- Work to do: All of the data that follows should be retyped exactly, please, except the pictures.

** start Data rows **

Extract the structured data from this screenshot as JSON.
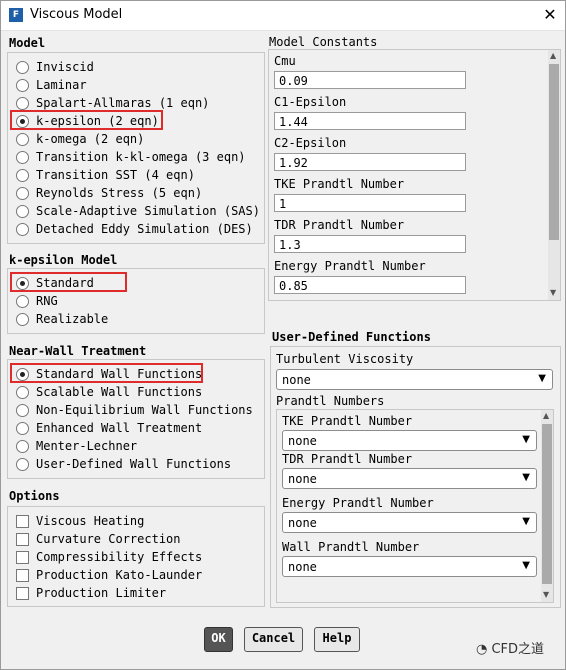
{
  "window": {
    "title": "Viscous Model",
    "app_letter": "F",
    "close": "✕"
  },
  "model": {
    "title": "Model",
    "options": [
      "Inviscid",
      "Laminar",
      "Spalart-Allmaras (1 eqn)",
      "k-epsilon (2 eqn)",
      "k-omega (2 eqn)",
      "Transition k-kl-omega (3 eqn)",
      "Transition SST (4 eqn)",
      "Reynolds Stress (5 eqn)",
      "Scale-Adaptive Simulation (SAS)",
      "Detached Eddy Simulation (DES)"
    ],
    "selected": "k-epsilon (2 eqn)"
  },
  "kemodel": {
    "title": "k-epsilon Model",
    "options": [
      "Standard",
      "RNG",
      "Realizable"
    ],
    "selected": "Standard"
  },
  "nearwall": {
    "title": "Near-Wall Treatment",
    "options": [
      "Standard Wall Functions",
      "Scalable Wall Functions",
      "Non-Equilibrium Wall Functions",
      "Enhanced Wall Treatment",
      "Menter-Lechner",
      "User-Defined Wall Functions"
    ],
    "selected": "Standard Wall Functions"
  },
  "options": {
    "title": "Options",
    "items": [
      "Viscous Heating",
      "Curvature Correction",
      "Compressibility Effects",
      "Production Kato-Launder",
      "Production Limiter"
    ]
  },
  "constants": {
    "title": "Model Constants",
    "items": [
      {
        "label": "Cmu",
        "value": "0.09"
      },
      {
        "label": "C1-Epsilon",
        "value": "1.44"
      },
      {
        "label": "C2-Epsilon",
        "value": "1.92"
      },
      {
        "label": "TKE Prandtl Number",
        "value": "1"
      },
      {
        "label": "TDR Prandtl Number",
        "value": "1.3"
      },
      {
        "label": "Energy Prandtl Number",
        "value": "0.85"
      }
    ]
  },
  "udf": {
    "title": "User-Defined Functions",
    "turb_label": "Turbulent Viscosity",
    "turb_value": "none",
    "prandtl_title": "Prandtl Numbers",
    "items": [
      {
        "label": "TKE Prandtl Number",
        "value": "none"
      },
      {
        "label": "TDR Prandtl Number",
        "value": "none"
      },
      {
        "label": "Energy Prandtl Number",
        "value": "none"
      },
      {
        "label": "Wall Prandtl Number",
        "value": "none"
      }
    ]
  },
  "buttons": {
    "ok": "OK",
    "cancel": "Cancel",
    "help": "Help"
  },
  "watermark": "CFD之道",
  "colors": {
    "highlight": "#e02b2b",
    "ok_bg": "#555555"
  }
}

** end Data rows **

- Written solution:
Extract the structured data from this screenshot as JSON.
{
  "window": {
    "title": "Viscous Model",
    "app_letter": "F",
    "close": "✕"
  },
  "model": {
    "title": "Model",
    "options": [
      "Inviscid",
      "Laminar",
      "Spalart-Allmaras (1 eqn)",
      "k-epsilon (2 eqn)",
      "k-omega (2 eqn)",
      "Transition k-kl-omega (3 eqn)",
      "Transition SST (4 eqn)",
      "Reynolds Stress (5 eqn)",
      "Scale-Adaptive Simulation (SAS)",
      "Detached Eddy Simulation (DES)"
    ],
    "selected": "k-epsilon (2 eqn)"
  },
  "kemodel": {
    "title": "k-epsilon Model",
    "options": [
      "Standard",
      "RNG",
      "Realizable"
    ],
    "selected": "Standard"
  },
  "nearwall": {
    "title": "Near-Wall Treatment",
    "options": [
      "Standard Wall Functions",
      "Scalable Wall Functions",
      "Non-Equilibrium Wall Functions",
      "Enhanced Wall Treatment",
      "Menter-Lechner",
      "User-Defined Wall Functions"
    ],
    "selected": "Standard Wall Functions"
  },
  "options": {
    "title": "Options",
    "items": [
      "Viscous Heating",
      "Curvature Correction",
      "Compressibility Effects",
      "Production Kato-Launder",
      "Production Limiter"
    ]
  },
  "constants": {
    "title": "Model Constants",
    "items": [
      {
        "label": "Cmu",
        "value": "0.09"
      },
      {
        "label": "C1-Epsilon",
        "value": "1.44"
      },
      {
        "label": "C2-Epsilon",
        "value": "1.92"
      },
      {
        "label": "TKE Prandtl Number",
        "value": "1"
      },
      {
        "label": "TDR Prandtl Number",
        "value": "1.3"
      },
      {
        "label": "Energy Prandtl Number",
        "value": "0.85"
      }
    ]
  },
  "udf": {
    "title": "User-Defined Functions",
    "turb_label": "Turbulent Viscosity",
    "turb_value": "none",
    "prandtl_title": "Prandtl Numbers",
    "items": [
      {
        "label": "TKE Prandtl Number",
        "value": "none"
      },
      {
        "label": "TDR Prandtl Number",
        "value": "none"
      },
      {
        "label": "Energy Prandtl Number",
        "value": "none"
      },
      {
        "label": "Wall Prandtl Number",
        "value": "none"
      }
    ]
  },
  "buttons": {
    "ok": "OK",
    "cancel": "Cancel",
    "help": "Help"
  },
  "watermark": "CFD之道",
  "colors": {
    "highlight": "#e02b2b",
    "ok_bg": "#555555"
  }
}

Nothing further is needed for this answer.